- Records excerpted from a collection
- - -

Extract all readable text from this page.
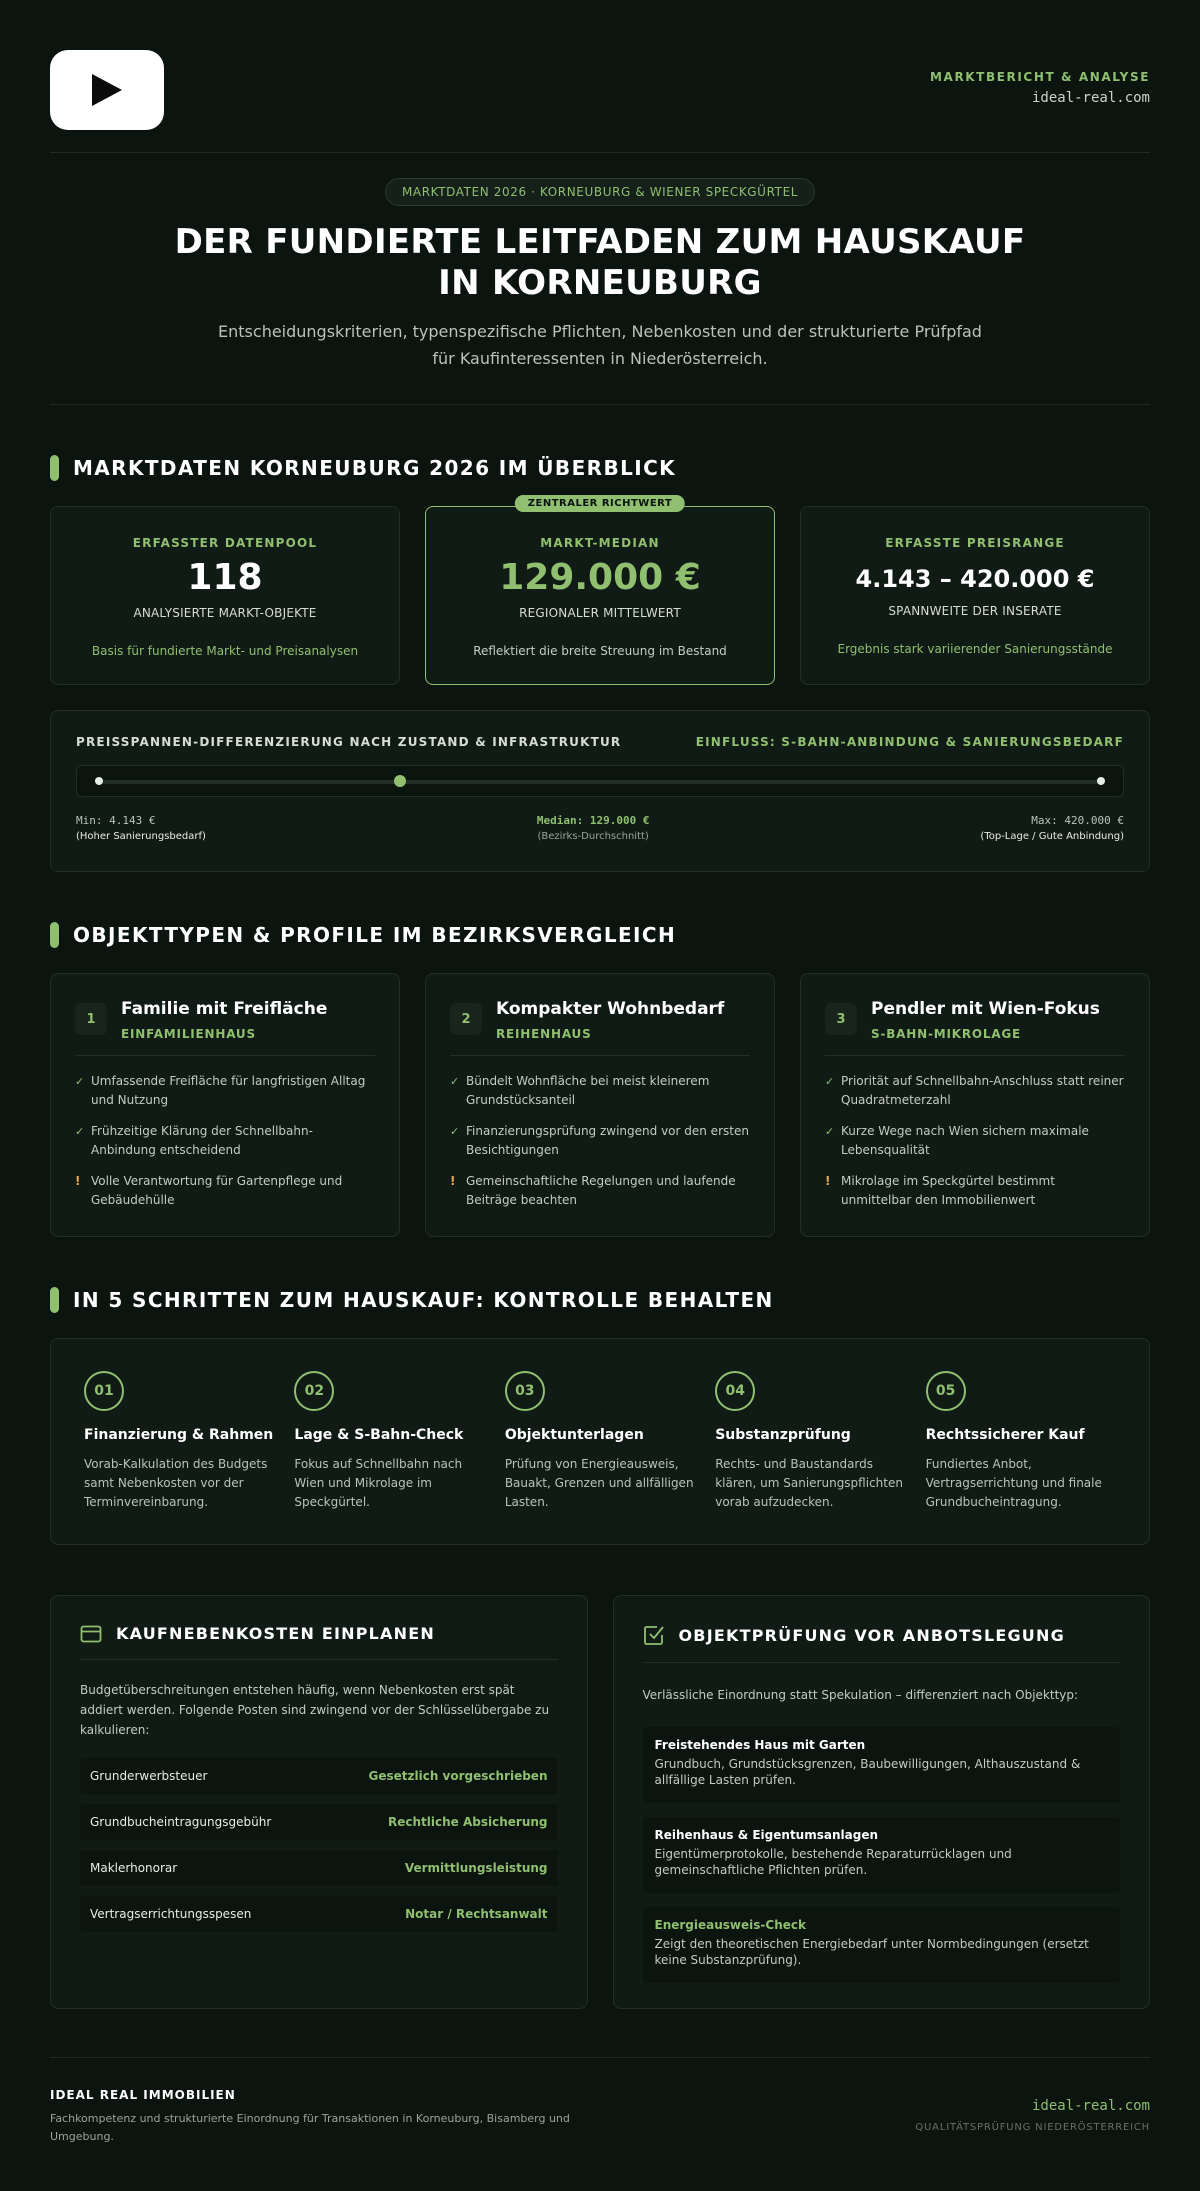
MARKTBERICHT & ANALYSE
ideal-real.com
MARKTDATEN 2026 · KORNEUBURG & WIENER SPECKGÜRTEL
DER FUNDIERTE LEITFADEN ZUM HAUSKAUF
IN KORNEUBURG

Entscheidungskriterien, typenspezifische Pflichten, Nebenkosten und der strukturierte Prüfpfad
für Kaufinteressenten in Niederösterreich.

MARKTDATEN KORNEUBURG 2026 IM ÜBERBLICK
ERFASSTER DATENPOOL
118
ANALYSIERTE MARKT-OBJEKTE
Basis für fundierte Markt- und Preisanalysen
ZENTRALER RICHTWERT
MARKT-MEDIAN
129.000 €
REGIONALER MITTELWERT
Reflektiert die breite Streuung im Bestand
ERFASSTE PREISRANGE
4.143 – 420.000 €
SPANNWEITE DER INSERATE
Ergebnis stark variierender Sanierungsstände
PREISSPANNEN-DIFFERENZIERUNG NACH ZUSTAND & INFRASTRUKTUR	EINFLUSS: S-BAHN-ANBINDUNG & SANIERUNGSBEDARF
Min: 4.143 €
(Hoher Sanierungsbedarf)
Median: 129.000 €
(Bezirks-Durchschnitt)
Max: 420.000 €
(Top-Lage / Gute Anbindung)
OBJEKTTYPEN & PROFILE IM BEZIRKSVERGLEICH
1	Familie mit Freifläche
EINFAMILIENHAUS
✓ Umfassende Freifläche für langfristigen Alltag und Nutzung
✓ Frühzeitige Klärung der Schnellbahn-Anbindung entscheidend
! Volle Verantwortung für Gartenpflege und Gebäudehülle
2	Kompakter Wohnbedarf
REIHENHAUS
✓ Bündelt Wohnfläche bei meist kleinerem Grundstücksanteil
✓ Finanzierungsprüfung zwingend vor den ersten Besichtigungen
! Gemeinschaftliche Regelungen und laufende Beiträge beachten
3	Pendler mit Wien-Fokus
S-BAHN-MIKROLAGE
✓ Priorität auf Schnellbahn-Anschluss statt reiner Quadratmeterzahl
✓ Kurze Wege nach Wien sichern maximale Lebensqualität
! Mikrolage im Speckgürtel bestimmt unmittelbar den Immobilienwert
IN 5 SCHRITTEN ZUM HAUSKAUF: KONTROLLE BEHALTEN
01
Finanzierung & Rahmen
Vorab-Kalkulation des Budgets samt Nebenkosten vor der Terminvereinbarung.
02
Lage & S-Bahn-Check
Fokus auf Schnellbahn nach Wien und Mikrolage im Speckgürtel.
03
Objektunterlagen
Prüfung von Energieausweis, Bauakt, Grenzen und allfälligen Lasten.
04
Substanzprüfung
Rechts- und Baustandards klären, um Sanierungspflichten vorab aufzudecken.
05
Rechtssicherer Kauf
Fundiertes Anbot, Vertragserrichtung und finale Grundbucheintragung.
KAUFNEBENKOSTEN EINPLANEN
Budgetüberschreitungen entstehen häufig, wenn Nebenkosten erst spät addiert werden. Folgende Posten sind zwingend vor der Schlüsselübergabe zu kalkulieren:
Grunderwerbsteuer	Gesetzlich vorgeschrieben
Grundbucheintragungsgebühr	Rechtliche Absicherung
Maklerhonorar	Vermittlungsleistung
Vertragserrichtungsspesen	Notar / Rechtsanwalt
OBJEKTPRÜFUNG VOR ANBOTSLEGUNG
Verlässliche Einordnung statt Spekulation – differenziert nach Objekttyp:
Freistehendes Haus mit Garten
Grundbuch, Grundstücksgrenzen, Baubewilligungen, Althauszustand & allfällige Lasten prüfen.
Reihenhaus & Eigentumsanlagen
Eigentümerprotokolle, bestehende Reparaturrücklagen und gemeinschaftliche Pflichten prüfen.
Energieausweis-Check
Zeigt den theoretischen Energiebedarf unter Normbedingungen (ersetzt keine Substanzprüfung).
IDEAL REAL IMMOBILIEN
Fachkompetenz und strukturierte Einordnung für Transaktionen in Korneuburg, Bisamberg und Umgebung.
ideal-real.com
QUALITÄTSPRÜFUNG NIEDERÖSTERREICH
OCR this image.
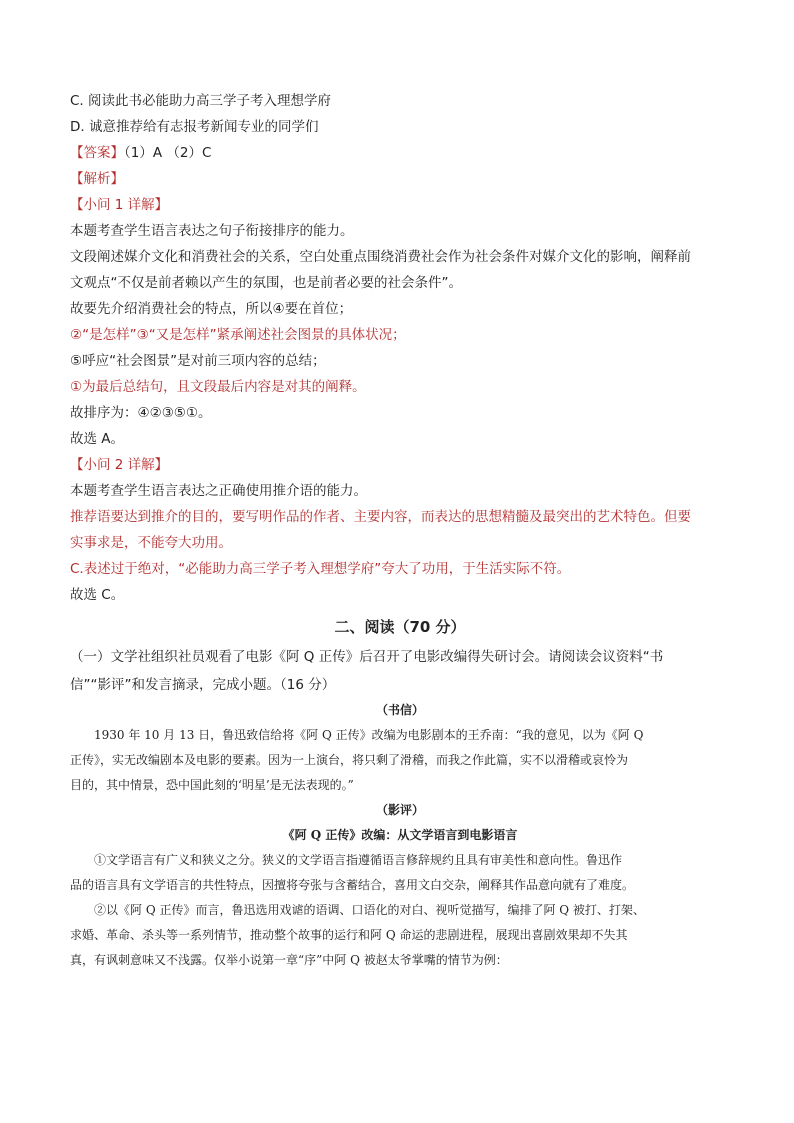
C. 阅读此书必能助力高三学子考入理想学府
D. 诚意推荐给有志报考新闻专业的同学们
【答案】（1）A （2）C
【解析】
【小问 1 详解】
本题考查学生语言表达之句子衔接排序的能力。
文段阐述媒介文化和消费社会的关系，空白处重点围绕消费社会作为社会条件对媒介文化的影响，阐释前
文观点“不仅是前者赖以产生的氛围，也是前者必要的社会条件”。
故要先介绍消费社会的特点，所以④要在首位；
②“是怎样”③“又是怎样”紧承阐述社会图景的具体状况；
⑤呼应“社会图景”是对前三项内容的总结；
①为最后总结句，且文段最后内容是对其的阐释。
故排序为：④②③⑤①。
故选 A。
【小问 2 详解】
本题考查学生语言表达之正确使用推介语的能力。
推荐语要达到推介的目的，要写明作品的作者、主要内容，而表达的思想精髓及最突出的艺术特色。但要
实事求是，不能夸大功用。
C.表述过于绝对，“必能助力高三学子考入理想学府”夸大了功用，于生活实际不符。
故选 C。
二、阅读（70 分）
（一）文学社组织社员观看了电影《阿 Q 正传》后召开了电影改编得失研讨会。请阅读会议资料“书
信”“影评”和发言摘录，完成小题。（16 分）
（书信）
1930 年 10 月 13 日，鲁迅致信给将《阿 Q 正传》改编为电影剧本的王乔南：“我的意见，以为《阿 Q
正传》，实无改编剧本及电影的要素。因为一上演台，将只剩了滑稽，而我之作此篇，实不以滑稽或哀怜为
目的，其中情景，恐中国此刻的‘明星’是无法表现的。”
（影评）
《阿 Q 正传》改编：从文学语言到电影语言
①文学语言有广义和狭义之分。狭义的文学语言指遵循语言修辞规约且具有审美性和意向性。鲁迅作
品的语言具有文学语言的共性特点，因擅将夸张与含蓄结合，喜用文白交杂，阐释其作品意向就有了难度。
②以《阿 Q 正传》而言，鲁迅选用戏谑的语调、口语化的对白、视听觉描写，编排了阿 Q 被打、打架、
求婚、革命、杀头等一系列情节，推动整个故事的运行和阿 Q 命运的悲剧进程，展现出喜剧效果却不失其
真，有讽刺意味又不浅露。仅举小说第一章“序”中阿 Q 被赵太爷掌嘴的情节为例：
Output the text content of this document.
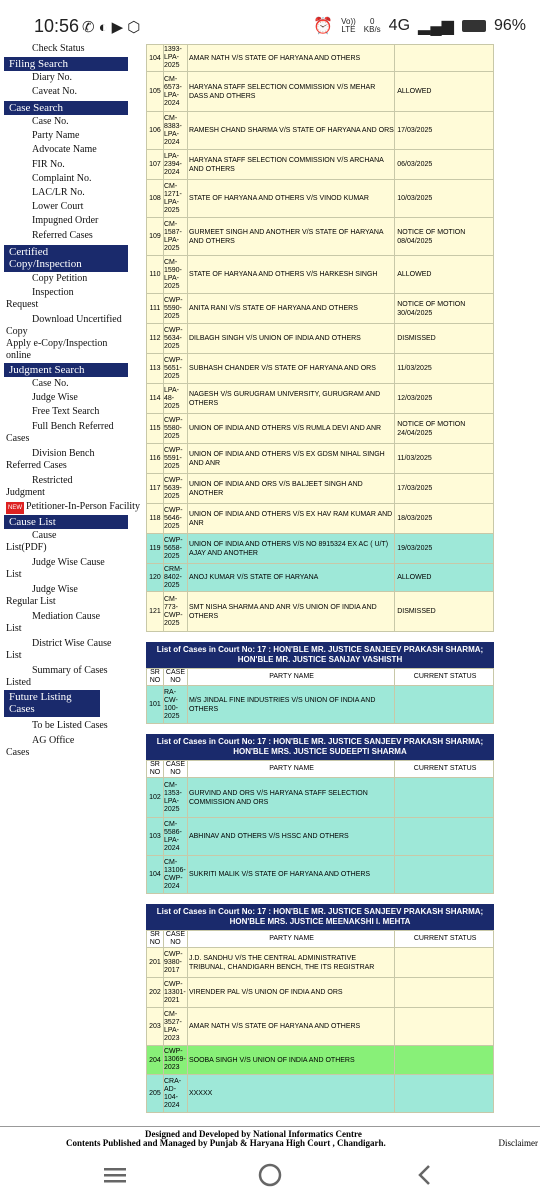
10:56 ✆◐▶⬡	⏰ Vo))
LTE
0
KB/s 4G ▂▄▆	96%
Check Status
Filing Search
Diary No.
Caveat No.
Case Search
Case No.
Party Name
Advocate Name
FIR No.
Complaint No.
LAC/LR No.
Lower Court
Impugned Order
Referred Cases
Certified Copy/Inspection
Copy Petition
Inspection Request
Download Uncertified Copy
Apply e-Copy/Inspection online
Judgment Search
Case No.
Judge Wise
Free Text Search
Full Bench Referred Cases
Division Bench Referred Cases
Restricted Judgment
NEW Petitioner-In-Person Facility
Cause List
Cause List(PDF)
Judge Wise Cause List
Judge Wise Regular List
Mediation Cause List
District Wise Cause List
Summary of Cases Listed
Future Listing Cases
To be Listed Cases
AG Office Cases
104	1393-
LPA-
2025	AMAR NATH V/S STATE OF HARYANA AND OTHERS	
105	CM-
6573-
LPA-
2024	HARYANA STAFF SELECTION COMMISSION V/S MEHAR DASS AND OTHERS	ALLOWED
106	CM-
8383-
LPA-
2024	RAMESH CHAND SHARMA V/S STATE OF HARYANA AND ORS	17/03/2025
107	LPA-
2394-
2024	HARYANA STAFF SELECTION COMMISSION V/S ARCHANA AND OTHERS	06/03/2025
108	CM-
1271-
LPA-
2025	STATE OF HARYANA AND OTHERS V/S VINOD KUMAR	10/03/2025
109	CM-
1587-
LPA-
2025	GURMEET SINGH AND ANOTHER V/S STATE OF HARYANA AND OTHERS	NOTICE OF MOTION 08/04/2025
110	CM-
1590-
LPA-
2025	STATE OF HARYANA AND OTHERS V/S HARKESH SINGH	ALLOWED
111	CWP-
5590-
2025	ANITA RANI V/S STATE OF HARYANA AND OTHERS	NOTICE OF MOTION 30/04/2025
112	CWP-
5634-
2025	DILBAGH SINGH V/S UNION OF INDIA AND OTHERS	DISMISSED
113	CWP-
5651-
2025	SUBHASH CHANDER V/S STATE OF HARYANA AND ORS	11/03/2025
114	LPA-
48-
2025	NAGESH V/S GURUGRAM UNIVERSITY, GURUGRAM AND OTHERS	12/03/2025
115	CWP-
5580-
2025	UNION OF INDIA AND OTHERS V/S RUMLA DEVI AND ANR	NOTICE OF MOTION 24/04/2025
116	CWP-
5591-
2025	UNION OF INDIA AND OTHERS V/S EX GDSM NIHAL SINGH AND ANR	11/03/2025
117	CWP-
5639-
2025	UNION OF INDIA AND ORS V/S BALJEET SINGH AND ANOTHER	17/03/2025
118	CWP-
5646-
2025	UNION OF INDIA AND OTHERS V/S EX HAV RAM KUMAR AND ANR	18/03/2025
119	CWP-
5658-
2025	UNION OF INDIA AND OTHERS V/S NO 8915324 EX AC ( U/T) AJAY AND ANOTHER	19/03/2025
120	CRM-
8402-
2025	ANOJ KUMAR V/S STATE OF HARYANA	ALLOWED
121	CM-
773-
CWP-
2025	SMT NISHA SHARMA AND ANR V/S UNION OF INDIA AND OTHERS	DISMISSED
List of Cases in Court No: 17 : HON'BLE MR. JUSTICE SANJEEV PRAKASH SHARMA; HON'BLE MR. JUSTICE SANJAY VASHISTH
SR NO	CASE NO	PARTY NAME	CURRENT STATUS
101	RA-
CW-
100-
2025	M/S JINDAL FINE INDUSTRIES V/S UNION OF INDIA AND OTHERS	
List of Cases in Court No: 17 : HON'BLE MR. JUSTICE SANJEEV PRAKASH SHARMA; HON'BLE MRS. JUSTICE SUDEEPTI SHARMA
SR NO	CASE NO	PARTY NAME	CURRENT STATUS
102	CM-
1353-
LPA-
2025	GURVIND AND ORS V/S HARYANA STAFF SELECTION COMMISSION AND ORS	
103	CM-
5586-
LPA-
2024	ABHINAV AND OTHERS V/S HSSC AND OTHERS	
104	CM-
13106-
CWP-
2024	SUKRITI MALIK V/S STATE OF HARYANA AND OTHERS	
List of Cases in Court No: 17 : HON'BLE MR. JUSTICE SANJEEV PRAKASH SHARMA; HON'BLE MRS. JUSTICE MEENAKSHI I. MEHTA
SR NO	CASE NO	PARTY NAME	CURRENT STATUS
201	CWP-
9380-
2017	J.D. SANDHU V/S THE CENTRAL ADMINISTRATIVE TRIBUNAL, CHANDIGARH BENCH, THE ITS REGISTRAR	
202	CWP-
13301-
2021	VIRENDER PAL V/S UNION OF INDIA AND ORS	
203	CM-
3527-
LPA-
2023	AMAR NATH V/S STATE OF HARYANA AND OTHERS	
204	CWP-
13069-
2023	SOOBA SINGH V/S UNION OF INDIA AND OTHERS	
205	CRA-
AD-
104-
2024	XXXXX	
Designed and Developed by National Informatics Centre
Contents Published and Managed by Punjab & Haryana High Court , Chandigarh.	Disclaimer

- - -

- OBJECTIVE
Copy out each line in the listing that has the word "NATH".

- WRITTEN SOLUTION
2025	AMAR NATH V/S STATE OF HARYANA AND OTHERS	
2023	AMAR NATH V/S STATE OF HARYANA AND OTHERS	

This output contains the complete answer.